## WORK REQUIRED:
Copy every line of the entries that includes the word "address".

## STORED RECORDS:
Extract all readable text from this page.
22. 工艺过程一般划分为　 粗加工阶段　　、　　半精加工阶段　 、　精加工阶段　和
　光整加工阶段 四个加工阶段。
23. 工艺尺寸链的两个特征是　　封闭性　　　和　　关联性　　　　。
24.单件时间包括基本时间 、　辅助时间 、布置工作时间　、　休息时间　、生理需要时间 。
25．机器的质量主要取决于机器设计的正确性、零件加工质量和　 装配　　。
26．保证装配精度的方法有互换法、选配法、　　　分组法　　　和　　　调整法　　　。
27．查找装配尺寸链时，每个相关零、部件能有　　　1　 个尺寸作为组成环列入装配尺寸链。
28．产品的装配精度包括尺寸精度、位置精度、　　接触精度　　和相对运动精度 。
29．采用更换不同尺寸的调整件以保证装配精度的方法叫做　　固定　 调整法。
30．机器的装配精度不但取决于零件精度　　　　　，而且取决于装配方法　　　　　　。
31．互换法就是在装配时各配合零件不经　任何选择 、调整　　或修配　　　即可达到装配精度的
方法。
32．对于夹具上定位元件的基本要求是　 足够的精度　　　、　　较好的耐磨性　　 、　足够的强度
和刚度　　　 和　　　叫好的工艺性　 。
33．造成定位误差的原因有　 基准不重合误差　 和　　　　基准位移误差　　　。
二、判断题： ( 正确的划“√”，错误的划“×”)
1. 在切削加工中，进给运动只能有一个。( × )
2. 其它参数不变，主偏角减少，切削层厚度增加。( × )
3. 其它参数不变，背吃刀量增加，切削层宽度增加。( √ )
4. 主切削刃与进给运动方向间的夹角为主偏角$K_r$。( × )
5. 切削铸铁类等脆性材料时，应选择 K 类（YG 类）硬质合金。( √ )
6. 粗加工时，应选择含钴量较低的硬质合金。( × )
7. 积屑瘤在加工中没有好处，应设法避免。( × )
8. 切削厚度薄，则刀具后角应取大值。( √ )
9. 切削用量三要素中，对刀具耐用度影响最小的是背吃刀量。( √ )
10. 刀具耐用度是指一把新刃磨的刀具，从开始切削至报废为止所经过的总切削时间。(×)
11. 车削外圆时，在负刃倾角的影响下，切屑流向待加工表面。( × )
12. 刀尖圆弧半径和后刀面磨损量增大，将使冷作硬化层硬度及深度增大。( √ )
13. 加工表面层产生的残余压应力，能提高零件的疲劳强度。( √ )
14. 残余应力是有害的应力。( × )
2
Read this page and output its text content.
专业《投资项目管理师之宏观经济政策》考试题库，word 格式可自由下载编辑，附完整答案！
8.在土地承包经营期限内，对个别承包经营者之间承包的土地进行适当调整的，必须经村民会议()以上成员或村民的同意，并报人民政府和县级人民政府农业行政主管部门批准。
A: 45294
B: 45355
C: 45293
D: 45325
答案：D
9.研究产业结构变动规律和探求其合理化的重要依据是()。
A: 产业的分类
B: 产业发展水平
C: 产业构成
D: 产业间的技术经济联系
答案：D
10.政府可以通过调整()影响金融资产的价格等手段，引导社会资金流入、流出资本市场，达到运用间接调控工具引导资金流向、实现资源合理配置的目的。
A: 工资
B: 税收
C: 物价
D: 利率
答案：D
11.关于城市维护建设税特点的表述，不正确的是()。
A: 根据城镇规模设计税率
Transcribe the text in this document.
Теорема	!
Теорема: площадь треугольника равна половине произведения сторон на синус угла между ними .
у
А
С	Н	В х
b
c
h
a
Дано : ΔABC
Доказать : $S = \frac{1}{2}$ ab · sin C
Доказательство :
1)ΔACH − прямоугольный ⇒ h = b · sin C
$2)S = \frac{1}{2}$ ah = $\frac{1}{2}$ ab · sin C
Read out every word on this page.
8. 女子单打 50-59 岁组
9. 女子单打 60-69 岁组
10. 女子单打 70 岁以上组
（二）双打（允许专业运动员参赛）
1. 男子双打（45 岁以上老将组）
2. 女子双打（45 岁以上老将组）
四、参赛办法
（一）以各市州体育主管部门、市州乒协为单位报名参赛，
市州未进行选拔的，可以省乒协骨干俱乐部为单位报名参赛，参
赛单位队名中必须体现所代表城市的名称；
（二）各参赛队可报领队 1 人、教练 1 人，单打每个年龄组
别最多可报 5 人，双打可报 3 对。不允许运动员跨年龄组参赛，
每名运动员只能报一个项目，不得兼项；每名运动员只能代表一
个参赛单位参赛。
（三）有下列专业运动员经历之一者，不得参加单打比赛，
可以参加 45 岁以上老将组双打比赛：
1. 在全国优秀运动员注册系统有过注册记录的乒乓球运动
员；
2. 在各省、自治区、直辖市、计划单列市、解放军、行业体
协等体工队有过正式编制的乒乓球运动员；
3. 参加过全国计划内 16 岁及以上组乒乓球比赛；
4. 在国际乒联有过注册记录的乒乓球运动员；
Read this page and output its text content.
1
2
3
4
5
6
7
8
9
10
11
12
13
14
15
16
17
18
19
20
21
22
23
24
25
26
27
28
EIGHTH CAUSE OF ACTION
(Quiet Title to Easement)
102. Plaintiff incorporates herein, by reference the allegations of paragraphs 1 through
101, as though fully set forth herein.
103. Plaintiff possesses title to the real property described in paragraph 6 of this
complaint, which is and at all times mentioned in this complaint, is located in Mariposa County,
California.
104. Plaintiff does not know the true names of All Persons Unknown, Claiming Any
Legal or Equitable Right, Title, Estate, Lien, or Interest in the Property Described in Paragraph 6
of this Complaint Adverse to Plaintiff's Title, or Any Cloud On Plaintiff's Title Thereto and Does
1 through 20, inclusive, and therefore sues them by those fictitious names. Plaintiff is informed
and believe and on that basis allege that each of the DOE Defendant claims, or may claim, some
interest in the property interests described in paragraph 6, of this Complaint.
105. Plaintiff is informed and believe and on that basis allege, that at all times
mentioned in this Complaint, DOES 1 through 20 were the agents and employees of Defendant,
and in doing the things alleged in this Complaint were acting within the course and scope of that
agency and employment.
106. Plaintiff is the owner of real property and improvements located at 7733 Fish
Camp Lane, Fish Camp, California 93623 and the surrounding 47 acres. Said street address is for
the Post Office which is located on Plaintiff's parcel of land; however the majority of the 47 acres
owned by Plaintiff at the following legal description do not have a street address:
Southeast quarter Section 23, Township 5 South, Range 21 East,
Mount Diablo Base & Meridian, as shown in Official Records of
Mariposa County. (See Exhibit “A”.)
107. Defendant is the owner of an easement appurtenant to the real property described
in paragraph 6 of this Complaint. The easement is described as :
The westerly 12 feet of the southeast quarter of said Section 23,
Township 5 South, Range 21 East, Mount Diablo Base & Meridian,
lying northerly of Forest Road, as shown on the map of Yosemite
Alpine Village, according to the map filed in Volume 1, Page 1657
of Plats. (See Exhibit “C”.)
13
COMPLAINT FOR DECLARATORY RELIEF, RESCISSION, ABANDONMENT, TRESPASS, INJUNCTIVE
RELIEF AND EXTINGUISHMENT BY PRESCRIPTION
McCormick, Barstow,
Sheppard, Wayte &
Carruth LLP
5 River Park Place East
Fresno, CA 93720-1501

## REPLY:
Camp Lane, Fish Camp, California 93623 and the surrounding 47 acres. Said street address is for
owned by Plaintiff at the following legal description do not have a street address:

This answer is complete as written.